— YOUR GOAL —
Identify and copy all lines of the material where the string "JSON" is found.

Start EXCERPTED DATA

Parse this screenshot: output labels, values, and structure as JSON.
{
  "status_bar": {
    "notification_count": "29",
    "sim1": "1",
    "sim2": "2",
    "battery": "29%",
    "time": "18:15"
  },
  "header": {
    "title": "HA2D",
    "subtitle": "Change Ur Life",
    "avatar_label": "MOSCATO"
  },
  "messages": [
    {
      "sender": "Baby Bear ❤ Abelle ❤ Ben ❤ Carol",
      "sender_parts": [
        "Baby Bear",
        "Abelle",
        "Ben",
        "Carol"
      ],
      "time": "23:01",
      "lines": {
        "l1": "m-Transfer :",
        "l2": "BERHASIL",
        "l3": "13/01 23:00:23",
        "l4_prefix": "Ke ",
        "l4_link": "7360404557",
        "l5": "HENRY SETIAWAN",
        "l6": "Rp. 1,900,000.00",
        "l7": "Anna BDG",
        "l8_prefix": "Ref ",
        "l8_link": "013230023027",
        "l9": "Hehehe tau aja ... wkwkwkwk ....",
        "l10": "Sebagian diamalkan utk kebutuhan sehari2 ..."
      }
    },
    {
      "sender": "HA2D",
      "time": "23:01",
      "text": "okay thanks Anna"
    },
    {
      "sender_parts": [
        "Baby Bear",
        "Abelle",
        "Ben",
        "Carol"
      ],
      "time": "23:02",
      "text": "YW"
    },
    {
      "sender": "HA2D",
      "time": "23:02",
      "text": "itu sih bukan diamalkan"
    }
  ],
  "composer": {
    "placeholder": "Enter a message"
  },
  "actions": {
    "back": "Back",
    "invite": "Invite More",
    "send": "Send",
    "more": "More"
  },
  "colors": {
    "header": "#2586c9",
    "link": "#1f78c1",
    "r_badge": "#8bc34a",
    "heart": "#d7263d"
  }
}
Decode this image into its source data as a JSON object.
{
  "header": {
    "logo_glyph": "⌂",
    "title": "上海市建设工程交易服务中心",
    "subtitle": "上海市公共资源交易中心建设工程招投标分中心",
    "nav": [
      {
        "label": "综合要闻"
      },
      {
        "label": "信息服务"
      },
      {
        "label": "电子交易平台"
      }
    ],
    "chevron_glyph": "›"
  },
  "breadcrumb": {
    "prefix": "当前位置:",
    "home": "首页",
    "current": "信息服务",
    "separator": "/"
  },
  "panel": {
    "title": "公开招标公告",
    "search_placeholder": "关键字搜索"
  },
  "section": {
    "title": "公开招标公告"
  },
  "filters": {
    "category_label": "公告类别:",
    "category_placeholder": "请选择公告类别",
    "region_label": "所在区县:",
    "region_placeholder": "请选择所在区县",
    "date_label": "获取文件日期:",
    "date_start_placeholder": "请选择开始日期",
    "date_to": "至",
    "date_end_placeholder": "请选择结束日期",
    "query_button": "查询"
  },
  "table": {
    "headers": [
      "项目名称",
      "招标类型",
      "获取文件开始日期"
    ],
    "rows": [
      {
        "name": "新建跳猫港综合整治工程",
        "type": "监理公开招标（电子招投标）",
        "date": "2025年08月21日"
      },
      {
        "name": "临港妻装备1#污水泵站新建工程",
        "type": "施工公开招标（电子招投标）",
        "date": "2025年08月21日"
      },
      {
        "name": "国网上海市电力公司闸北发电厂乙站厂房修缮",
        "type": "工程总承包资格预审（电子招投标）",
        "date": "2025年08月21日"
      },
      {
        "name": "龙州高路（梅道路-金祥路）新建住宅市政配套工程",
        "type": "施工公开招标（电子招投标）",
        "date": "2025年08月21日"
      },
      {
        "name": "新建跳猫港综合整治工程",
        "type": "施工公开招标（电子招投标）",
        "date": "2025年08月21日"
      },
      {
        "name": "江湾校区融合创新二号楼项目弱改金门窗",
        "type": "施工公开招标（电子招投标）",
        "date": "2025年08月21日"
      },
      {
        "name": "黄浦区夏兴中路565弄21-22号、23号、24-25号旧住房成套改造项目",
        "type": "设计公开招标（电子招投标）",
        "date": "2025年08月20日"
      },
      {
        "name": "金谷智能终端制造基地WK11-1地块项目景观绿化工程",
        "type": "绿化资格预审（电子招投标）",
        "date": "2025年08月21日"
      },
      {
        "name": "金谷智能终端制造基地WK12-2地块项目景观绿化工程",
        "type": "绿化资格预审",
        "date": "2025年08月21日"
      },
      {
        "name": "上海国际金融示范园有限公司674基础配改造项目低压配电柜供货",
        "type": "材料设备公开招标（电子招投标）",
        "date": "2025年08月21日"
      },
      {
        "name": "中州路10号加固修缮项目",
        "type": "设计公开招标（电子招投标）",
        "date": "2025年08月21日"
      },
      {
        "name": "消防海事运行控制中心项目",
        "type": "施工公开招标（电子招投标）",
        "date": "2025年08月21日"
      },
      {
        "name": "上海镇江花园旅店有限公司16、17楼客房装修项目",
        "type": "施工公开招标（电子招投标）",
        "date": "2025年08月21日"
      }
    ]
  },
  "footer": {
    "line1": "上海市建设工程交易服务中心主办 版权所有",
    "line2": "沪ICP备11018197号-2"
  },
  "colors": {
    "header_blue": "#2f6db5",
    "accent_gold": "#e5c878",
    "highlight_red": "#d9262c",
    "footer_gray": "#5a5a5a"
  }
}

End EXCERPTED DATA

— ANSWER TO THE PROBLEM —
Parse this screenshot: output labels, values, and structure as JSON.
Decode this image into its source data as a JSON object.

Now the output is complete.